● What the task asks: Using the data below, tally the lines that include the string "Compartment". Only the number is wanted.
#####
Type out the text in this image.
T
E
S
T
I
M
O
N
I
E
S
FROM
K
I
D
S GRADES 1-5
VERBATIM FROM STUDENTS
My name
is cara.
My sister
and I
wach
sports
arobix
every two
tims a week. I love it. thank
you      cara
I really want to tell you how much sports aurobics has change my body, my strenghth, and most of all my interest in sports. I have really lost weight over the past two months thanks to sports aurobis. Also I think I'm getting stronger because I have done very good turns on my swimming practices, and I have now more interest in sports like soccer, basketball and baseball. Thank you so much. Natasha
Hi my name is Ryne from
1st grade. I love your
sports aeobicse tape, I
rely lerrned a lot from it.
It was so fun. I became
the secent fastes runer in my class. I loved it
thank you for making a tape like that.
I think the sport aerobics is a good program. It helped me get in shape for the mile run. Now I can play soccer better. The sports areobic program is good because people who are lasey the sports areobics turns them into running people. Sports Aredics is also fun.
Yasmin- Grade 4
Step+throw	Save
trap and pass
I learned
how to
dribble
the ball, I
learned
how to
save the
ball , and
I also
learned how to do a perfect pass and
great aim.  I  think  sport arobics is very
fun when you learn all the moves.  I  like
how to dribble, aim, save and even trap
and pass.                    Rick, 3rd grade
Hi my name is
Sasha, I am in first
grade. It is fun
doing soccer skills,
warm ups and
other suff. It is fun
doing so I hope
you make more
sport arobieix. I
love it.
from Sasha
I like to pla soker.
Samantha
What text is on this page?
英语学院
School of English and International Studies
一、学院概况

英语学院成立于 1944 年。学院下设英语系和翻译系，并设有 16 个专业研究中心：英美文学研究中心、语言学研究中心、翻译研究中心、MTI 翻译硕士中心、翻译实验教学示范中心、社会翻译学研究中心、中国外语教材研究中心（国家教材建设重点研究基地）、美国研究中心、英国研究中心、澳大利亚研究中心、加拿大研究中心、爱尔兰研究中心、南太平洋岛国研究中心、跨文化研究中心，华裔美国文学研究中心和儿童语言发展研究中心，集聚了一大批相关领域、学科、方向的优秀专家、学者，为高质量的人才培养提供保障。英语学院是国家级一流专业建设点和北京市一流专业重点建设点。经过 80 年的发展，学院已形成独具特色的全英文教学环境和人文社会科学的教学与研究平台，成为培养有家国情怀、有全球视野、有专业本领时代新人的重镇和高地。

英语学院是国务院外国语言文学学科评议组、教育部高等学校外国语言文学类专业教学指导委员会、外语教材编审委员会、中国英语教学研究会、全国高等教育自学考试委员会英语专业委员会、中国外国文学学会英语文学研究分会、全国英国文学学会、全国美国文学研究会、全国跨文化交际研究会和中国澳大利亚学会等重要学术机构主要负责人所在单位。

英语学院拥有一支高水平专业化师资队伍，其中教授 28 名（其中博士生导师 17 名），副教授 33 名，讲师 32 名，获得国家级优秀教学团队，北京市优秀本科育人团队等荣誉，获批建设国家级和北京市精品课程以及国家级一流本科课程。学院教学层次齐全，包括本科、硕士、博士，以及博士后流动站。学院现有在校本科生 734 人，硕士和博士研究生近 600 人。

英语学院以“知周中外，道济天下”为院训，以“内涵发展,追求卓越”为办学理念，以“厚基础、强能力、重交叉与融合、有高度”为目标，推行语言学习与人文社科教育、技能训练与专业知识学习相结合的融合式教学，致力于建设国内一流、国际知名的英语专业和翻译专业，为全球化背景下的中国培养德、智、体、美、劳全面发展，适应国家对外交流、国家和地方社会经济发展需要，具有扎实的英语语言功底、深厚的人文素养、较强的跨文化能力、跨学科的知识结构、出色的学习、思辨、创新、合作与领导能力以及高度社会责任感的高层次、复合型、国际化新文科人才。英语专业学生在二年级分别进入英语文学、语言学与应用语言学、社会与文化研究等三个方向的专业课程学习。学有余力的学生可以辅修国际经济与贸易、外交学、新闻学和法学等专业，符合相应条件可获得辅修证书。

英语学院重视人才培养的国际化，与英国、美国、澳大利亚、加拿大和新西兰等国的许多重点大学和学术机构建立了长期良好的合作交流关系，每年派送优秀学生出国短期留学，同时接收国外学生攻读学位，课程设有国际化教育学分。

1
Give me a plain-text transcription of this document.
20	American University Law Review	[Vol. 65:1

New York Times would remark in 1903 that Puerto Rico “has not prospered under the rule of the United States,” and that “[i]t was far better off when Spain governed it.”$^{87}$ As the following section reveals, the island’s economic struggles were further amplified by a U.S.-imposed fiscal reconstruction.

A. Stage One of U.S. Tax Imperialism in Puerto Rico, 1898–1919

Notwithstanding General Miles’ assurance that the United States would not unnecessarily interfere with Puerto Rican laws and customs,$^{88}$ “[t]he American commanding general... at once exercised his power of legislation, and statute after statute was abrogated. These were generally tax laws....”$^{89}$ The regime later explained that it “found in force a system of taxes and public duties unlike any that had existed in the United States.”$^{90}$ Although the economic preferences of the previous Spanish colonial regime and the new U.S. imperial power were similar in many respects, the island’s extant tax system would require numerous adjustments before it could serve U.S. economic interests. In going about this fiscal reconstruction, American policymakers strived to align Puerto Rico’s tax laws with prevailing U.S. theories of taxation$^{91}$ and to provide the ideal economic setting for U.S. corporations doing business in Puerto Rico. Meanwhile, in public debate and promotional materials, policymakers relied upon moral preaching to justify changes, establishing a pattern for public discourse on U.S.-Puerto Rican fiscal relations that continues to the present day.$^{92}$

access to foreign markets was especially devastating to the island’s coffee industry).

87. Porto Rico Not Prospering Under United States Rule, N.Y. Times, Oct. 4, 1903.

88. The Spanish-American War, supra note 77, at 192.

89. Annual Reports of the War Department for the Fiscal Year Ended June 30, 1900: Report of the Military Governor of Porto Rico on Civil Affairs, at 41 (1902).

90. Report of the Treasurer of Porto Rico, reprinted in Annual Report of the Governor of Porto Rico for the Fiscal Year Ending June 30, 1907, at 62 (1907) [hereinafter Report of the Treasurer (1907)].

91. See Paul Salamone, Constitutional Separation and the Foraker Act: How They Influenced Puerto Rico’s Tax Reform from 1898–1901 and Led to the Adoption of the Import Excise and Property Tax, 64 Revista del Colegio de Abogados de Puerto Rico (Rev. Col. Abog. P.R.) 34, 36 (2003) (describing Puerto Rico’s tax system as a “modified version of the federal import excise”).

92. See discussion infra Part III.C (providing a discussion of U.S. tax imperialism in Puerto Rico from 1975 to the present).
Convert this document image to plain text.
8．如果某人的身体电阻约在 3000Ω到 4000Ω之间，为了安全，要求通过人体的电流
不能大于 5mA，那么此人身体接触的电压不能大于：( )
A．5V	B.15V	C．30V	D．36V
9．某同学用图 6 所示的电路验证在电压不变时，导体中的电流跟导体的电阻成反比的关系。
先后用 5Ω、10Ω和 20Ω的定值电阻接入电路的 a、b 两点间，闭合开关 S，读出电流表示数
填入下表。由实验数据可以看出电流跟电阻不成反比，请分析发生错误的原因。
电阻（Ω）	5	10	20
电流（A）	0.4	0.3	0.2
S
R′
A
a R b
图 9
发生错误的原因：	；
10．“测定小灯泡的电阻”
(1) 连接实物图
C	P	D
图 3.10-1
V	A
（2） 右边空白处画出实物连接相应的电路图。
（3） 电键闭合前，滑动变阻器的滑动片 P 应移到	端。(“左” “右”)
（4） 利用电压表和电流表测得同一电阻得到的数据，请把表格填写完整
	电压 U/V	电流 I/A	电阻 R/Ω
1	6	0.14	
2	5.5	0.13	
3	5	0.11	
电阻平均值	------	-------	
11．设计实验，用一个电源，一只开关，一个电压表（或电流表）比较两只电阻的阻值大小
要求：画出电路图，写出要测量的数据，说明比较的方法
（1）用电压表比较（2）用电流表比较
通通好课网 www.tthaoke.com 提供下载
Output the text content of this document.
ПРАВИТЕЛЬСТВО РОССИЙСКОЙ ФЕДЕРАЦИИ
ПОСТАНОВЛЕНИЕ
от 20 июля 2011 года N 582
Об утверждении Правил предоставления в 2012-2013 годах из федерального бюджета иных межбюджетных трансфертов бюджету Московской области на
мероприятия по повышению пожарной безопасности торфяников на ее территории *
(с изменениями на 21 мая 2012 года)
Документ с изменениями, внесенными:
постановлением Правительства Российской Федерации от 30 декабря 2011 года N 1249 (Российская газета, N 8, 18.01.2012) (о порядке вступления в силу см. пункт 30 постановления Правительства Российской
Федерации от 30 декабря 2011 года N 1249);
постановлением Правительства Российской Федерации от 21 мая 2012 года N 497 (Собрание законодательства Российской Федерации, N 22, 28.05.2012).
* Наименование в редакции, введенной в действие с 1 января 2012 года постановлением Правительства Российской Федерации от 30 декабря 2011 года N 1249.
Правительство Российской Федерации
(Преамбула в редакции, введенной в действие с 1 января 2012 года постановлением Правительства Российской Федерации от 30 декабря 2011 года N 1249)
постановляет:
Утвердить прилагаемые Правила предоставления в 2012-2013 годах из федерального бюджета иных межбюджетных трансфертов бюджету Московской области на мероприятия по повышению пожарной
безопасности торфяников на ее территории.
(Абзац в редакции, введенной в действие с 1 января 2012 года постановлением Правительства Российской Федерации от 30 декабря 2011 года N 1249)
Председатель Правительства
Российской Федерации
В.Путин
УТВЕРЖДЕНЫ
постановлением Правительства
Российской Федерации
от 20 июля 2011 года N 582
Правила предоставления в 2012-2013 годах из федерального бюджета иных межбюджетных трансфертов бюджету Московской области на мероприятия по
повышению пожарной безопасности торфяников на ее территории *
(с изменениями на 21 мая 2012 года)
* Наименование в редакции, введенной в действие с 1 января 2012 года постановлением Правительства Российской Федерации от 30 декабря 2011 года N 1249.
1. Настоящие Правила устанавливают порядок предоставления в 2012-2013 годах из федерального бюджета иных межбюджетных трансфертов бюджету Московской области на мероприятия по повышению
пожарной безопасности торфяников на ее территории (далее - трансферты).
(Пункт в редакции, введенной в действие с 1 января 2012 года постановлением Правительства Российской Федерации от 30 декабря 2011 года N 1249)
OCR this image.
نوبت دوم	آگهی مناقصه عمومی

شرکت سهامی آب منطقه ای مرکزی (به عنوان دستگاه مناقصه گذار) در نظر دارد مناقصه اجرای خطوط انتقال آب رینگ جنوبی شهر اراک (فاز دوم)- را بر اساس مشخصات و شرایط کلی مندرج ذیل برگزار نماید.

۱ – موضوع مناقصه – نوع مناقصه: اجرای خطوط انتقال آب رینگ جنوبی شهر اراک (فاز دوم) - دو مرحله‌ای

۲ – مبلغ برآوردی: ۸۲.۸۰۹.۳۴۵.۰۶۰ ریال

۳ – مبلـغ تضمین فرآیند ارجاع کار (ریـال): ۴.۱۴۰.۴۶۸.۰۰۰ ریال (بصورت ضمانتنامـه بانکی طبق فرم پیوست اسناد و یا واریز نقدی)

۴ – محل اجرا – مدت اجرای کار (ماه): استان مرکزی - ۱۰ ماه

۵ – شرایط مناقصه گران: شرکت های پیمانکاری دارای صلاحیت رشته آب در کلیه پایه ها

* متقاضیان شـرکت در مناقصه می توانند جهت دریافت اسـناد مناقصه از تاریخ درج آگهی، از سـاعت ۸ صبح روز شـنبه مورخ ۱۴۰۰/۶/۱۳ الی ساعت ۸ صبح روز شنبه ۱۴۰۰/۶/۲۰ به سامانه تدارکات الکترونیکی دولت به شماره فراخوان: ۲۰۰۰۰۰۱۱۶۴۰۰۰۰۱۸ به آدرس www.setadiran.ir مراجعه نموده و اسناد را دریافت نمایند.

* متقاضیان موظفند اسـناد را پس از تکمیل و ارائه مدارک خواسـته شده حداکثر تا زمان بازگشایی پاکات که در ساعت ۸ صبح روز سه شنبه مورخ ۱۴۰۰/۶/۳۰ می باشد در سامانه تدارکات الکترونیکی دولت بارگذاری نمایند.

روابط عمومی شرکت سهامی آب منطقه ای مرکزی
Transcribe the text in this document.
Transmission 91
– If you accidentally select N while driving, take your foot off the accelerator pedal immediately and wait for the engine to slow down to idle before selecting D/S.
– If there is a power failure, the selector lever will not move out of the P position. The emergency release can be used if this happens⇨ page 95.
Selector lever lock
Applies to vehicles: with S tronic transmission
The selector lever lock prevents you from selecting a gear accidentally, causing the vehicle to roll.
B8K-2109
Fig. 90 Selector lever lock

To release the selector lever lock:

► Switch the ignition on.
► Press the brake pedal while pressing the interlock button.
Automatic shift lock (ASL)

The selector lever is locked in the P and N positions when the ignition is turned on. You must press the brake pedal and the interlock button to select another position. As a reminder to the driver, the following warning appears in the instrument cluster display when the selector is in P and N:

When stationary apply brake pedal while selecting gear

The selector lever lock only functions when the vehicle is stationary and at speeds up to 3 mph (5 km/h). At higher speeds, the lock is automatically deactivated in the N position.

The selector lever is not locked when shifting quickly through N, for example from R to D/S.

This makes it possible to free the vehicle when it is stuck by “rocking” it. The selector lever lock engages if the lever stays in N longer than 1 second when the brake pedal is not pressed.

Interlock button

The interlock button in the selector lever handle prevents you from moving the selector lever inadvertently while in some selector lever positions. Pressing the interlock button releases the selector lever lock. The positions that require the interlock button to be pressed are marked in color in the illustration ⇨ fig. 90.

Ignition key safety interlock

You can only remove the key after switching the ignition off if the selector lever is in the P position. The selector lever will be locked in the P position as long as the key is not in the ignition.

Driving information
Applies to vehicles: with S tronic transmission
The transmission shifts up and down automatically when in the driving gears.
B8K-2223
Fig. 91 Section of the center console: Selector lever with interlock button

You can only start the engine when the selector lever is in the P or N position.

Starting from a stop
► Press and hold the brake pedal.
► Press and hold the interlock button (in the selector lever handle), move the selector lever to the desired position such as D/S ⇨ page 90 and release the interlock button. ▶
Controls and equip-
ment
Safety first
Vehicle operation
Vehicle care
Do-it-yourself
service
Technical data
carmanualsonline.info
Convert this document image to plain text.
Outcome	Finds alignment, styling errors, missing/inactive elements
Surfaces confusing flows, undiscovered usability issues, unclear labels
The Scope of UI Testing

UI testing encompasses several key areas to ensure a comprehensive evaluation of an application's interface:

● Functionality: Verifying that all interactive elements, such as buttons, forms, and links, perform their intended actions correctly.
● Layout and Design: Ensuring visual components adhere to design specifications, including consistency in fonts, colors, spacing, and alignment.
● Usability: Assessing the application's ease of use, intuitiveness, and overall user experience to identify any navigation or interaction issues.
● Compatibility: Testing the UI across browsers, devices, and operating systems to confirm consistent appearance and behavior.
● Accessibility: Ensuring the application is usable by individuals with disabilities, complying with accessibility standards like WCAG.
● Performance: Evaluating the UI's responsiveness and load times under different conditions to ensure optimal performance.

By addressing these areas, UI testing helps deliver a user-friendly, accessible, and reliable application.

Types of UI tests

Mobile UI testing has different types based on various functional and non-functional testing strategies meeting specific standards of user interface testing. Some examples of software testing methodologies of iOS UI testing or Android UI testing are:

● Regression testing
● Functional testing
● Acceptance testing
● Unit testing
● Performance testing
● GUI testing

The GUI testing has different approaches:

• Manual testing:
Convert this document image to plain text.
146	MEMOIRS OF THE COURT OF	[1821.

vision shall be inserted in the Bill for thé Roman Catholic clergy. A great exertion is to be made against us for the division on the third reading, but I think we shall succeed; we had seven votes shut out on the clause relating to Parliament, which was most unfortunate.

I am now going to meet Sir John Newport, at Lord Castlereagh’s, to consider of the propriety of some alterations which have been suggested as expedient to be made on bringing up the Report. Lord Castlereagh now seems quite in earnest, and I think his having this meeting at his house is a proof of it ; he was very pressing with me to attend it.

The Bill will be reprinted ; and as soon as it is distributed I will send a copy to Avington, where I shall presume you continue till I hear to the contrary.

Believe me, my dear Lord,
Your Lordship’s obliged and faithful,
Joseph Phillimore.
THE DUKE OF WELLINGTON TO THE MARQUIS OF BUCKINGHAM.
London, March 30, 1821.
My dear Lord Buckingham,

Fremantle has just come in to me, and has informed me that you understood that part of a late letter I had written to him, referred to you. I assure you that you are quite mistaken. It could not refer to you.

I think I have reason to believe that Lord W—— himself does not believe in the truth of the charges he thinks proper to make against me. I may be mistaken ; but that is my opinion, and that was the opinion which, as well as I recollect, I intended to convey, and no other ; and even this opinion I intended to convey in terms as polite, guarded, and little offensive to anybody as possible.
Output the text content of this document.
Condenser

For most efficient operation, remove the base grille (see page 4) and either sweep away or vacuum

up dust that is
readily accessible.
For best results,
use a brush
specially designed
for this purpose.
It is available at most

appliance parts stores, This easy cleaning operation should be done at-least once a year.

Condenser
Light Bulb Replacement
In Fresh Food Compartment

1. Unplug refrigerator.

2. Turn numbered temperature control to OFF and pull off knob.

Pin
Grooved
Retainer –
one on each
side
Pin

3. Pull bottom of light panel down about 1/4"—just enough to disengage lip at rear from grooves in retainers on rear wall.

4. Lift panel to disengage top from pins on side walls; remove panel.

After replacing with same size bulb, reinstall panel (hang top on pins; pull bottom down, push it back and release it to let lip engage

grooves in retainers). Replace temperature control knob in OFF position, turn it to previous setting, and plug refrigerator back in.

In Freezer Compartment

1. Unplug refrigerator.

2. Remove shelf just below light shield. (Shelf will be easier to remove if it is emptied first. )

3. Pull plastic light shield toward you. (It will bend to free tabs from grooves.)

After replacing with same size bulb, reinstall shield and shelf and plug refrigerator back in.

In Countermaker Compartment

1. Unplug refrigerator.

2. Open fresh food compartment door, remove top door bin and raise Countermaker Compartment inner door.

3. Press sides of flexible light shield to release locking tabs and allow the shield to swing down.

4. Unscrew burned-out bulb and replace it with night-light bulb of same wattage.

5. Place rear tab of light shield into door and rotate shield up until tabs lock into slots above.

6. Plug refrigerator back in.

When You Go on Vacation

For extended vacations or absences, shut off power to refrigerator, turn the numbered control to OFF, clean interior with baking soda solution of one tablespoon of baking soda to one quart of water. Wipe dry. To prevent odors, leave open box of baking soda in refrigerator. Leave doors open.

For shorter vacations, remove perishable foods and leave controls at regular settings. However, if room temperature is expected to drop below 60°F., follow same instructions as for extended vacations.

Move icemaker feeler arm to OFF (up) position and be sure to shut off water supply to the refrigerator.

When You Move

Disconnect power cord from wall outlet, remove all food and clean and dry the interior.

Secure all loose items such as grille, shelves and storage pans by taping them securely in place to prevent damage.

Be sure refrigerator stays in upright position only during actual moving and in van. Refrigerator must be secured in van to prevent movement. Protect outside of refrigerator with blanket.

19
#####
● Solution: 4